§ **Your objective**:
The entire listing is to be repeated verbatim.

BEGIN Stored rows

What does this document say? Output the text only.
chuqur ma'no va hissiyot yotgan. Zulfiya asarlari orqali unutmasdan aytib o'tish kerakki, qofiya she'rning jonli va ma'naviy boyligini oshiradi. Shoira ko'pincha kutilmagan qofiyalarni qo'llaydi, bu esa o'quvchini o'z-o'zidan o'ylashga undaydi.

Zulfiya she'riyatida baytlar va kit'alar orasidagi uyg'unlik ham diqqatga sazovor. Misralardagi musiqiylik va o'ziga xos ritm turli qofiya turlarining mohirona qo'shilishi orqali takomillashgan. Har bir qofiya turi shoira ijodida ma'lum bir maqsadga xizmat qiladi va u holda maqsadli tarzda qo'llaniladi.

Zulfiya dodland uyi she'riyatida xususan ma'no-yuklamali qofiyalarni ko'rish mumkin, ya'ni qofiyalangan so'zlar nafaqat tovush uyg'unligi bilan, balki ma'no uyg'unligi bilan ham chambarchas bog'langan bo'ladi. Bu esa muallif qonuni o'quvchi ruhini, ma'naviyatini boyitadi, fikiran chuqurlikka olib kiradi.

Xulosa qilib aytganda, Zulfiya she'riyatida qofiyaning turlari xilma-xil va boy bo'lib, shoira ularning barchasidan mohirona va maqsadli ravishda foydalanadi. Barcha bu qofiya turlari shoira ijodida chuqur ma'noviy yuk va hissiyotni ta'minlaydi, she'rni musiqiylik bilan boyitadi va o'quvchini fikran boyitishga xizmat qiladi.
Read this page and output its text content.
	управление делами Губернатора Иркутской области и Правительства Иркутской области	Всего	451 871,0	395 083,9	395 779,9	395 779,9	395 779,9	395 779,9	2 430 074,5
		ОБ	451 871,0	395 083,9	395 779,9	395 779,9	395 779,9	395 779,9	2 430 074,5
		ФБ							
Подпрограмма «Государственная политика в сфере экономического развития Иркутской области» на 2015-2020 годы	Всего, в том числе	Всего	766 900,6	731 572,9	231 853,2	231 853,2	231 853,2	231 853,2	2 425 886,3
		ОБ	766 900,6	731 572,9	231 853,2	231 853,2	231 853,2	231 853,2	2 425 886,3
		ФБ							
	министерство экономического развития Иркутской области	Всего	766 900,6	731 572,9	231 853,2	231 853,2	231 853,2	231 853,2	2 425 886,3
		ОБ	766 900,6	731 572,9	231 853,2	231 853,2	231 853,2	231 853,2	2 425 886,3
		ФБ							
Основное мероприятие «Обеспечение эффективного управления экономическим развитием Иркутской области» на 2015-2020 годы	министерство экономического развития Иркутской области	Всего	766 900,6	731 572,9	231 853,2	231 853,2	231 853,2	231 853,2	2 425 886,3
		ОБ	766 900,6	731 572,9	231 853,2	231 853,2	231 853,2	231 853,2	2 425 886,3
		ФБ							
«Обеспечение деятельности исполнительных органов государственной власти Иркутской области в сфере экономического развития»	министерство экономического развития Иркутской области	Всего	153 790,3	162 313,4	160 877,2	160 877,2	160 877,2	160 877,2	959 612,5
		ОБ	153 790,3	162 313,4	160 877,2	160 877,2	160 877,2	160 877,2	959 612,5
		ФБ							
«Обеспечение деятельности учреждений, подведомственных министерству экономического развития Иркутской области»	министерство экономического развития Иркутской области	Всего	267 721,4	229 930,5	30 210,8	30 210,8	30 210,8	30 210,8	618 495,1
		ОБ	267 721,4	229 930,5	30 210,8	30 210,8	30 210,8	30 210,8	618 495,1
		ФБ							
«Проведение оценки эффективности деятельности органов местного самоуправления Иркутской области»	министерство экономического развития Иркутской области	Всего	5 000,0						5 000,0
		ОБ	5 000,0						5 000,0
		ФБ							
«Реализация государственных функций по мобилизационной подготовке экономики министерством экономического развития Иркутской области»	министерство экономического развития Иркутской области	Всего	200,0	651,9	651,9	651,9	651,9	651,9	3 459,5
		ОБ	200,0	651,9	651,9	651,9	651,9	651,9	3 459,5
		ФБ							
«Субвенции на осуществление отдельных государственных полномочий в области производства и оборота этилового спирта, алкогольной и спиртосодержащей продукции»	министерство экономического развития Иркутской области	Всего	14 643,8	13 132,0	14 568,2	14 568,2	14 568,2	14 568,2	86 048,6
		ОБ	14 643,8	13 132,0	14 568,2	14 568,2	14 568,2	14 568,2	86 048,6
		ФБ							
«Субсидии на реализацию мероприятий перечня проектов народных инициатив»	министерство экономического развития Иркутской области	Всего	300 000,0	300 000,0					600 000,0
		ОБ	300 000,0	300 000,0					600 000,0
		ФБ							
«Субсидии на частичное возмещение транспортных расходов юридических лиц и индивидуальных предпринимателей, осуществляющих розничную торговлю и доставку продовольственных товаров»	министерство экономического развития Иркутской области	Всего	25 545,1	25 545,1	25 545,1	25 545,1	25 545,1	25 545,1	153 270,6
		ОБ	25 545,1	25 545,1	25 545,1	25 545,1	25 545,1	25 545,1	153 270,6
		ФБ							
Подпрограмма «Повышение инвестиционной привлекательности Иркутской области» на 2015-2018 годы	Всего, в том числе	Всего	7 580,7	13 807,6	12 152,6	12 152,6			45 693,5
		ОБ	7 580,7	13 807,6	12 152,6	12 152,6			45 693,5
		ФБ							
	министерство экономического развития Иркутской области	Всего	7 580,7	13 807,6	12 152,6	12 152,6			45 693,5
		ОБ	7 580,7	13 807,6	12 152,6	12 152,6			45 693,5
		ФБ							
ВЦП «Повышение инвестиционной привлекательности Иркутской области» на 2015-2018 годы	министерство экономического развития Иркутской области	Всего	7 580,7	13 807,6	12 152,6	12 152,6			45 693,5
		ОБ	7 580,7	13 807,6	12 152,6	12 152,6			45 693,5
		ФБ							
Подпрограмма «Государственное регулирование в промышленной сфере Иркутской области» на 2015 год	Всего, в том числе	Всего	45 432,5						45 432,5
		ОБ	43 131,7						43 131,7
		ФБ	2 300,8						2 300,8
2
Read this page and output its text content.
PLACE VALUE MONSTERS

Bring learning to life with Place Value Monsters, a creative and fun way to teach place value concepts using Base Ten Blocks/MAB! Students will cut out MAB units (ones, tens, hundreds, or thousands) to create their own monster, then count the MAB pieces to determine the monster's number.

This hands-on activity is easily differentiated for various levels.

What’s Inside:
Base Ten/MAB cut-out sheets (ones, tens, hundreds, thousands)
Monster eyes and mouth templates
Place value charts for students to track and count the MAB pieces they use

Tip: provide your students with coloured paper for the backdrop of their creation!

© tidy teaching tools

END Stored rows

§ **Answer to the exercise**:
What does this document say? Output the text only.
chuqur ma'no va hissiyot yotgan. Zulfiya asarlari orqali unutmasdan aytib o'tish kerakki, qofiya she'rning jonli va ma'naviy boyligini oshiradi. Shoira ko'pincha kutilmagan qofiyalarni qo'llaydi, bu esa o'quvchini o'z-o'zidan o'ylashga undaydi.

Zulfiya she'riyatida baytlar va kit'alar orasidagi uyg'unlik ham diqqatga sazovor. Misralardagi musiqiylik va o'ziga xos ritm turli qofiya turlarining mohirona qo'shilishi orqali takomillashgan. Har bir qofiya turi shoira ijodida ma'lum bir maqsadga xizmat qiladi va u holda maqsadli tarzda qo'llaniladi.

Zulfiya dodland uyi she'riyatida xususan ma'no-yuklamali qofiyalarni ko'rish mumkin, ya'ni qofiyalangan so'zlar nafaqat tovush uyg'unligi bilan, balki ma'no uyg'unligi bilan ham chambarchas bog'langan bo'ladi. Bu esa muallif qonuni o'quvchi ruhini, ma'naviyatini boyitadi, fikiran chuqurlikka olib kiradi.

Xulosa qilib aytganda, Zulfiya she'riyatida qofiyaning turlari xilma-xil va boy bo'lib, shoira ularning barchasidan mohirona va maqsadli ravishda foydalanadi. Barcha bu qofiya turlari shoira ijodida chuqur ma'noviy yuk va hissiyotni ta'minlaydi, she'rni musiqiylik bilan boyitadi va o'quvchini fikran boyitishga xizmat qiladi.
Read this page and output its text content.
	управление делами Губернатора Иркутской области и Правительства Иркутской области	Всего	451 871,0	395 083,9	395 779,9	395 779,9	395 779,9	395 779,9	2 430 074,5
		ОБ	451 871,0	395 083,9	395 779,9	395 779,9	395 779,9	395 779,9	2 430 074,5
		ФБ							
Подпрограмма «Государственная политика в сфере экономического развития Иркутской области» на 2015-2020 годы	Всего, в том числе	Всего	766 900,6	731 572,9	231 853,2	231 853,2	231 853,2	231 853,2	2 425 886,3
		ОБ	766 900,6	731 572,9	231 853,2	231 853,2	231 853,2	231 853,2	2 425 886,3
		ФБ							
	министерство экономического развития Иркутской области	Всего	766 900,6	731 572,9	231 853,2	231 853,2	231 853,2	231 853,2	2 425 886,3
		ОБ	766 900,6	731 572,9	231 853,2	231 853,2	231 853,2	231 853,2	2 425 886,3
		ФБ							
Основное мероприятие «Обеспечение эффективного управления экономическим развитием Иркутской области» на 2015-2020 годы	министерство экономического развития Иркутской области	Всего	766 900,6	731 572,9	231 853,2	231 853,2	231 853,2	231 853,2	2 425 886,3
		ОБ	766 900,6	731 572,9	231 853,2	231 853,2	231 853,2	231 853,2	2 425 886,3
		ФБ							
«Обеспечение деятельности исполнительных органов государственной власти Иркутской области в сфере экономического развития»	министерство экономического развития Иркутской области	Всего	153 790,3	162 313,4	160 877,2	160 877,2	160 877,2	160 877,2	959 612,5
		ОБ	153 790,3	162 313,4	160 877,2	160 877,2	160 877,2	160 877,2	959 612,5
		ФБ							
«Обеспечение деятельности учреждений, подведомственных министерству экономического развития Иркутской области»	министерство экономического развития Иркутской области	Всего	267 721,4	229 930,5	30 210,8	30 210,8	30 210,8	30 210,8	618 495,1
		ОБ	267 721,4	229 930,5	30 210,8	30 210,8	30 210,8	30 210,8	618 495,1
		ФБ							
«Проведение оценки эффективности деятельности органов местного самоуправления Иркутской области»	министерство экономического развития Иркутской области	Всего	5 000,0						5 000,0
		ОБ	5 000,0						5 000,0
		ФБ							
«Реализация государственных функций по мобилизационной подготовке экономики министерством экономического развития Иркутской области»	министерство экономического развития Иркутской области	Всего	200,0	651,9	651,9	651,9	651,9	651,9	3 459,5
		ОБ	200,0	651,9	651,9	651,9	651,9	651,9	3 459,5
		ФБ							
«Субвенции на осуществление отдельных государственных полномочий в области производства и оборота этилового спирта, алкогольной и спиртосодержащей продукции»	министерство экономического развития Иркутской области	Всего	14 643,8	13 132,0	14 568,2	14 568,2	14 568,2	14 568,2	86 048,6
		ОБ	14 643,8	13 132,0	14 568,2	14 568,2	14 568,2	14 568,2	86 048,6
		ФБ							
«Субсидии на реализацию мероприятий перечня проектов народных инициатив»	министерство экономического развития Иркутской области	Всего	300 000,0	300 000,0					600 000,0
		ОБ	300 000,0	300 000,0					600 000,0
		ФБ							
«Субсидии на частичное возмещение транспортных расходов юридических лиц и индивидуальных предпринимателей, осуществляющих розничную торговлю и доставку продовольственных товаров»	министерство экономического развития Иркутской области	Всего	25 545,1	25 545,1	25 545,1	25 545,1	25 545,1	25 545,1	153 270,6
		ОБ	25 545,1	25 545,1	25 545,1	25 545,1	25 545,1	25 545,1	153 270,6
		ФБ							
Подпрограмма «Повышение инвестиционной привлекательности Иркутской области» на 2015-2018 годы	Всего, в том числе	Всего	7 580,7	13 807,6	12 152,6	12 152,6			45 693,5
		ОБ	7 580,7	13 807,6	12 152,6	12 152,6			45 693,5
		ФБ							
	министерство экономического развития Иркутской области	Всего	7 580,7	13 807,6	12 152,6	12 152,6			45 693,5
		ОБ	7 580,7	13 807,6	12 152,6	12 152,6			45 693,5
		ФБ							
ВЦП «Повышение инвестиционной привлекательности Иркутской области» на 2015-2018 годы	министерство экономического развития Иркутской области	Всего	7 580,7	13 807,6	12 152,6	12 152,6			45 693,5
		ОБ	7 580,7	13 807,6	12 152,6	12 152,6			45 693,5
		ФБ							
Подпрограмма «Государственное регулирование в промышленной сфере Иркутской области» на 2015 год	Всего, в том числе	Всего	45 432,5						45 432,5
		ОБ	43 131,7						43 131,7
		ФБ	2 300,8						2 300,8
2
Read this page and output its text content.
PLACE VALUE MONSTERS

Bring learning to life with Place Value Monsters, a creative and fun way to teach place value concepts using Base Ten Blocks/MAB! Students will cut out MAB units (ones, tens, hundreds, or thousands) to create their own monster, then count the MAB pieces to determine the monster's number.

This hands-on activity is easily differentiated for various levels.

What’s Inside:
Base Ten/MAB cut-out sheets (ones, tens, hundreds, thousands)
Monster eyes and mouth templates
Place value charts for students to track and count the MAB pieces they use

Tip: provide your students with coloured paper for the backdrop of their creation!

© tidy teaching tools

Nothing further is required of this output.